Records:
* Start *

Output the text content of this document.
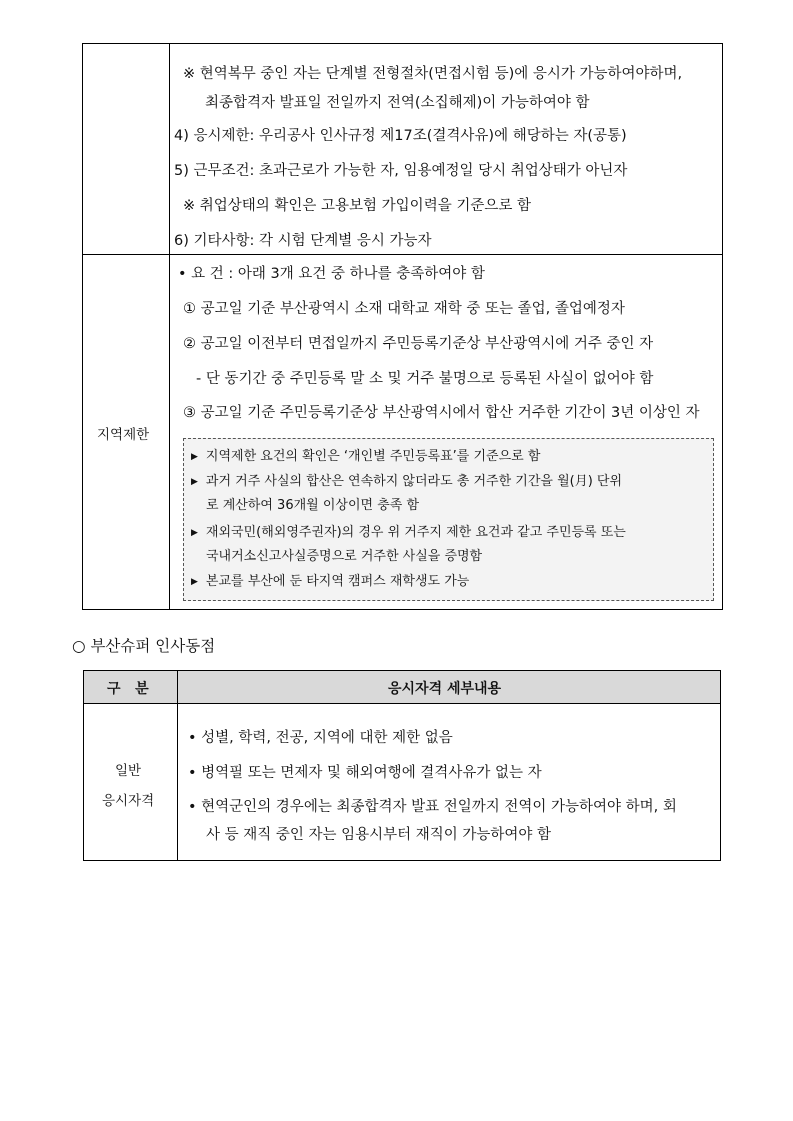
※ 현역복무 중인 자는 단계별 전형절차(면접시험 등)에 응시가 가능하여야하며,
최종합격자 발표일 전일까지 전역(소집해제)이 가능하여야 함
4) 응시제한: 우리공사 인사규정 제17조(결격사유)에 해당하는 자(공통)
5) 근무조건: 초과근로가 가능한 자, 임용예정일 당시 취업상태가 아닌자
※ 취업상태의 확인은 고용보험 가입이력을 기준으로 함
6) 기타사항: 각 시험 단계별 응시 가능자
지역제한
• 요 건 : 아래 3개 요건 중 하나를 충족하여야 함
① 공고일 기준 부산광역시 소재 대학교 재학 중 또는 졸업, 졸업예정자
② 공고일 이전부터 면접일까지 주민등록기준상 부산광역시에 거주 중인 자
- 단 동기간 중 주민등록 말 소 및 거주 불명으로 등록된 사실이 없어야 함
③ 공고일 기준 주민등록기준상 부산광역시에서 합산 거주한 기간이 3년 이상인 자
▶ 지역제한 요건의 확인은 ‘개인별 주민등록표’를 기준으로 함
▶ 과거 거주 사실의 합산은 연속하지 않더라도 총 거주한 기간을 월(月) 단위
로 계산하여 36개월 이상이면 충족 함
▶ 재외국민(해외영주권자)의 경우 위 거주지 제한 요건과 같고 주민등록 또는
국내거소신고사실증명으로 거주한 사실을 증명함
▶ 본교를 부산에 둔 타지역 캠퍼스 재학생도 가능
○ 부산슈퍼 인사동점
구   분	응시자격 세부내용
일반
응시자격
• 성별, 학력, 전공, 지역에 대한 제한 없음
• 병역필 또는 면제자 및 해외여행에 결격사유가 없는 자
• 현역군인의 경우에는 최종합격자 발표 전일까지 전역이 가능하여야 하며, 회
사 등 재직 중인 자는 임용시부터 재직이 가능하여야 함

* End *

» Written exercise
Quote the preceding records in their entirety, excluding every picture.

» Result
Output the text content of this document.
※ 현역복무 중인 자는 단계별 전형절차(면접시험 등)에 응시가 가능하여야하며,
최종합격자 발표일 전일까지 전역(소집해제)이 가능하여야 함
4) 응시제한: 우리공사 인사규정 제17조(결격사유)에 해당하는 자(공통)
5) 근무조건: 초과근로가 가능한 자, 임용예정일 당시 취업상태가 아닌자
※ 취업상태의 확인은 고용보험 가입이력을 기준으로 함
6) 기타사항: 각 시험 단계별 응시 가능자
지역제한
• 요 건 : 아래 3개 요건 중 하나를 충족하여야 함
① 공고일 기준 부산광역시 소재 대학교 재학 중 또는 졸업, 졸업예정자
② 공고일 이전부터 면접일까지 주민등록기준상 부산광역시에 거주 중인 자
- 단 동기간 중 주민등록 말 소 및 거주 불명으로 등록된 사실이 없어야 함
③ 공고일 기준 주민등록기준상 부산광역시에서 합산 거주한 기간이 3년 이상인 자
▶ 지역제한 요건의 확인은 ‘개인별 주민등록표’를 기준으로 함
▶ 과거 거주 사실의 합산은 연속하지 않더라도 총 거주한 기간을 월(月) 단위
로 계산하여 36개월 이상이면 충족 함
▶ 재외국민(해외영주권자)의 경우 위 거주지 제한 요건과 같고 주민등록 또는
국내거소신고사실증명으로 거주한 사실을 증명함
▶ 본교를 부산에 둔 타지역 캠퍼스 재학생도 가능
○ 부산슈퍼 인사동점
구   분	응시자격 세부내용
일반
응시자격
• 성별, 학력, 전공, 지역에 대한 제한 없음
• 병역필 또는 면제자 및 해외여행에 결격사유가 없는 자
• 현역군인의 경우에는 최종합격자 발표 전일까지 전역이 가능하여야 하며, 회
사 등 재직 중인 자는 임용시부터 재직이 가능하여야 함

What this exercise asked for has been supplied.